==== Data provided ====

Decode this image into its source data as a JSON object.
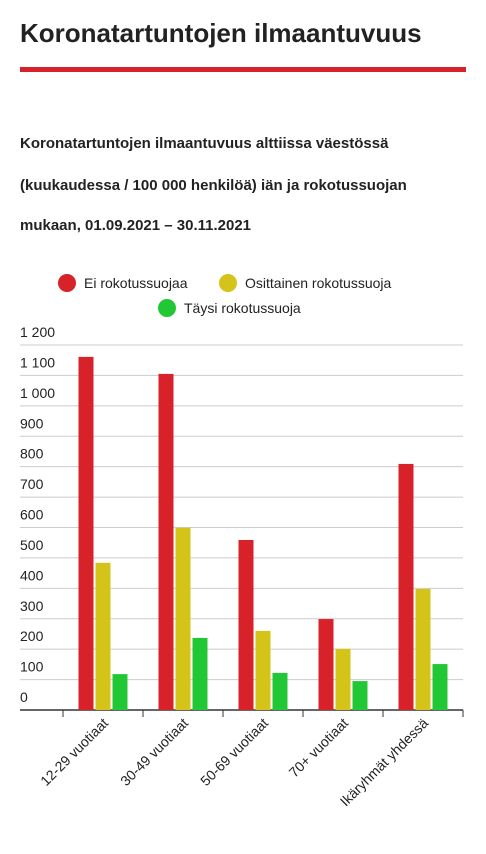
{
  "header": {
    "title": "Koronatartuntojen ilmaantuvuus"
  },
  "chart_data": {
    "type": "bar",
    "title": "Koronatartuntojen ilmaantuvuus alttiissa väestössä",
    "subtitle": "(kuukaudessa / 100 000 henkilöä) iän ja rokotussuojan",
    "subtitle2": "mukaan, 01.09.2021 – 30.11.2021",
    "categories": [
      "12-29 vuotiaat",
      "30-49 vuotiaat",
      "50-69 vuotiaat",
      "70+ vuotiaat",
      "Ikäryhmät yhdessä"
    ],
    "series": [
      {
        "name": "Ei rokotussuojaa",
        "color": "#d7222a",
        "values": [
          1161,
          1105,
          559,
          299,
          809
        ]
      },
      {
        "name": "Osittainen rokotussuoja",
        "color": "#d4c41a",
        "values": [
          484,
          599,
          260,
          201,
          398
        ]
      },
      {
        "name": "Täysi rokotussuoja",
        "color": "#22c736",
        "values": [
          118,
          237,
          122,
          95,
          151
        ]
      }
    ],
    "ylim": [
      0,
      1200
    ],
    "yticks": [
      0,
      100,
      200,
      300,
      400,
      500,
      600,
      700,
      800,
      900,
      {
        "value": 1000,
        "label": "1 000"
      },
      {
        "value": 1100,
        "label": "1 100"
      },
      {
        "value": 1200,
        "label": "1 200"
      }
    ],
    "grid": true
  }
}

====
==== Data provided ====

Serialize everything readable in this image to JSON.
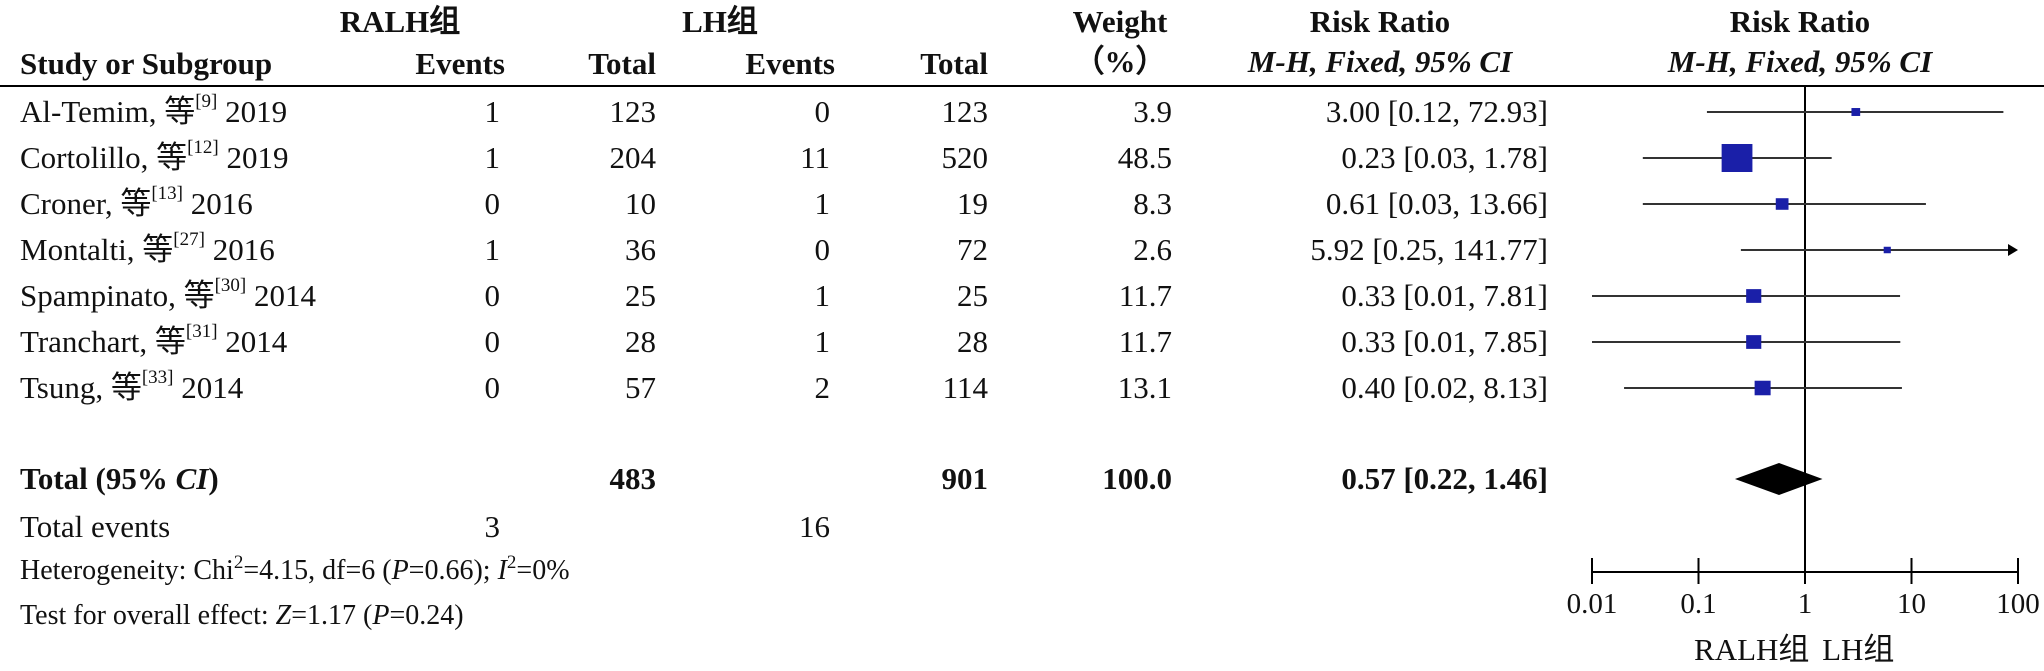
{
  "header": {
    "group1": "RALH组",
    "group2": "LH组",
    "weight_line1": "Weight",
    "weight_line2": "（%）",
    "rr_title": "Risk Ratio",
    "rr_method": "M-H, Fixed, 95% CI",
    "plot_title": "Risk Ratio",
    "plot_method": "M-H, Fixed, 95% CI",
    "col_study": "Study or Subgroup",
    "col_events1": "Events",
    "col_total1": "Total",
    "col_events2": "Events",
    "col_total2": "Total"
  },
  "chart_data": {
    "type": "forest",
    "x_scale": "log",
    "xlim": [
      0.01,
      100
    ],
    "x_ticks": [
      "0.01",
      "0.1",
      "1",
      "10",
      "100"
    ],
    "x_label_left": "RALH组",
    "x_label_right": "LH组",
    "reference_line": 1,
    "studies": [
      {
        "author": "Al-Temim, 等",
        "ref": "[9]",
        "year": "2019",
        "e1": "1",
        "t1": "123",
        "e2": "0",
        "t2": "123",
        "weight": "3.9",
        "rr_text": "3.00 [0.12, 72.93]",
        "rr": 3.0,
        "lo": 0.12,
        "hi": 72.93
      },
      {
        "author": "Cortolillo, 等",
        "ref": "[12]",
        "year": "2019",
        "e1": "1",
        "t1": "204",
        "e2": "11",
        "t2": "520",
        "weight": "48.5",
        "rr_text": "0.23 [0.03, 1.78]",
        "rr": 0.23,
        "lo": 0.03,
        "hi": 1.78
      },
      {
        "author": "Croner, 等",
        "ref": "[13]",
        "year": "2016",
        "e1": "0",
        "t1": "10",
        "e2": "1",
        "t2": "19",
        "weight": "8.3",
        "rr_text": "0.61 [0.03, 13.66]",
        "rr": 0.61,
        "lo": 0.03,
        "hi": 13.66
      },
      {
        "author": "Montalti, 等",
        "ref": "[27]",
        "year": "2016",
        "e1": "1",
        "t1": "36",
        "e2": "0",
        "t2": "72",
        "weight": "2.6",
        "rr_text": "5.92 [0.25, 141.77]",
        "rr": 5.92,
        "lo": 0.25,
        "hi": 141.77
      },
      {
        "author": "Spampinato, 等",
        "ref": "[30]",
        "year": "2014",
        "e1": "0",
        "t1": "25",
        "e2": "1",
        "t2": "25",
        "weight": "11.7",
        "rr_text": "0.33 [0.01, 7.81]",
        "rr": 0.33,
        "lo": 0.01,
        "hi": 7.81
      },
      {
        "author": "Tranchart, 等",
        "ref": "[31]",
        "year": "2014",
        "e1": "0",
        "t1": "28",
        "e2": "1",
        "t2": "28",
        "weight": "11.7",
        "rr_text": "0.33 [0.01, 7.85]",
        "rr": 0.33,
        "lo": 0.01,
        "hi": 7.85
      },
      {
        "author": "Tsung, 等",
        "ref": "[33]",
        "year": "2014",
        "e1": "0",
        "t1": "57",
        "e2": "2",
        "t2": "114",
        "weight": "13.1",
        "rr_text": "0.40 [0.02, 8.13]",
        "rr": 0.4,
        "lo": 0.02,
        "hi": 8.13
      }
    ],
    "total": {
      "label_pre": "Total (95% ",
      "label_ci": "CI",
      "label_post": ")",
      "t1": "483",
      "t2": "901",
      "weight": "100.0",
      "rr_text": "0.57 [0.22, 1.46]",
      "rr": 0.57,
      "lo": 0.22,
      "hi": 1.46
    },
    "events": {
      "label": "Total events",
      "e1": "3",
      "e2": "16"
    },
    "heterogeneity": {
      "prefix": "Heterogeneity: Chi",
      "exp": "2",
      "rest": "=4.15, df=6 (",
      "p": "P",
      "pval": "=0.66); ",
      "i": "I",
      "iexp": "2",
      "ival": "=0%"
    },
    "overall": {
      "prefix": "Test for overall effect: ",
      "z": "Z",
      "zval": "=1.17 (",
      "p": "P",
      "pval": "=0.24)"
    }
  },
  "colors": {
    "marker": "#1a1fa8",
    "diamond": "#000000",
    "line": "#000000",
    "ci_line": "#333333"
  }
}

====

Task requirements -> Scan the entries above. Copy each line that has the string "vuotiaat".

Result below ->
      "12-29 vuotiaat",
      "30-49 vuotiaat",
      "50-69 vuotiaat",
      "70+ vuotiaat",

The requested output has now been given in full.